Exercise prompt: Quote the records below in full, exactly as given, with the images taken out.

Records:
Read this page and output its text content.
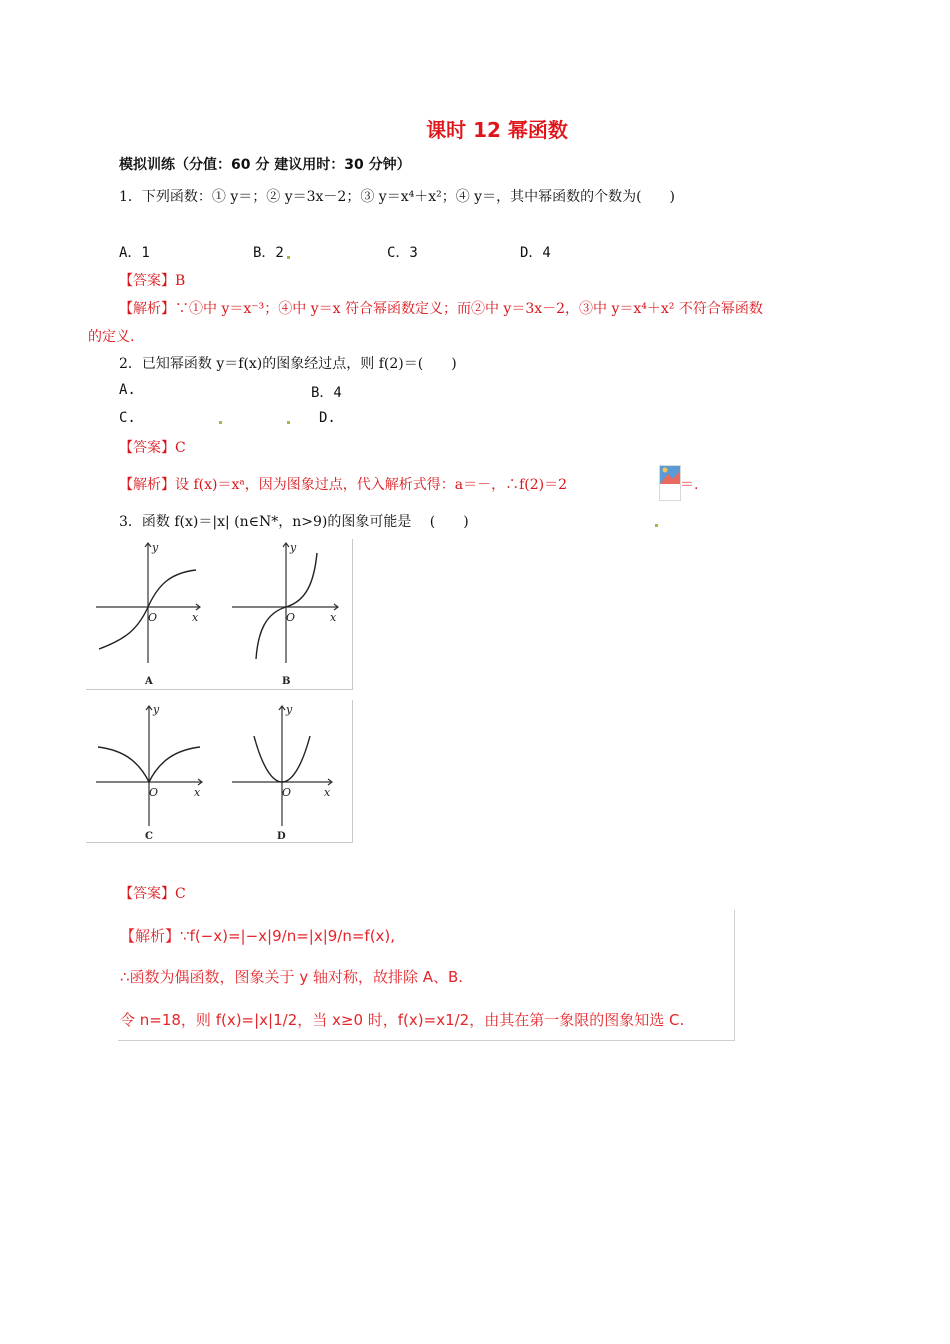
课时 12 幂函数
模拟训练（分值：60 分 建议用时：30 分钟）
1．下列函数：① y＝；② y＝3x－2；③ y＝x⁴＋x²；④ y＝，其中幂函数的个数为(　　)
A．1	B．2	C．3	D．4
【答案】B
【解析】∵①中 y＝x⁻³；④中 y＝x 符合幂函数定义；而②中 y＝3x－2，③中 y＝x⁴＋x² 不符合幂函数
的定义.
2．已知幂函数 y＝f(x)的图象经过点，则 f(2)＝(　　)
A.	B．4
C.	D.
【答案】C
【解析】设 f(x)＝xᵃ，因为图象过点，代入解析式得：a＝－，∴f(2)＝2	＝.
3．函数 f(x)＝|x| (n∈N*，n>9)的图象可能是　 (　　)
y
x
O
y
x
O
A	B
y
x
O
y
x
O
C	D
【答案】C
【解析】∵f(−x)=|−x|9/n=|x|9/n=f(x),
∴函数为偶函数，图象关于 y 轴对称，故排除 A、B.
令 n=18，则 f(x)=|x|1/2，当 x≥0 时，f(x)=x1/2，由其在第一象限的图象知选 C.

Response to the exercise:
Read this page and output its text content.
课时 12 幂函数
模拟训练（分值：60 分 建议用时：30 分钟）
1．下列函数：① y＝；② y＝3x－2；③ y＝x⁴＋x²；④ y＝，其中幂函数的个数为(　　)
A．1	B．2	C．3	D．4
【答案】B
【解析】∵①中 y＝x⁻³；④中 y＝x 符合幂函数定义；而②中 y＝3x－2，③中 y＝x⁴＋x² 不符合幂函数
的定义.
2．已知幂函数 y＝f(x)的图象经过点，则 f(2)＝(　　)
A.	B．4
C.	D.
【答案】C
【解析】设 f(x)＝xᵃ，因为图象过点，代入解析式得：a＝－，∴f(2)＝2	＝.
3．函数 f(x)＝|x| (n∈N*，n>9)的图象可能是　 (　　)
y
x
O
y
x
O
A	B
y
x
O
y
x
O
C	D
【答案】C
【解析】∵f(−x)=|−x|9/n=|x|9/n=f(x),
∴函数为偶函数，图象关于 y 轴对称，故排除 A、B.
令 n=18，则 f(x)=|x|1/2，当 x≥0 时，f(x)=x1/2，由其在第一象限的图象知选 C.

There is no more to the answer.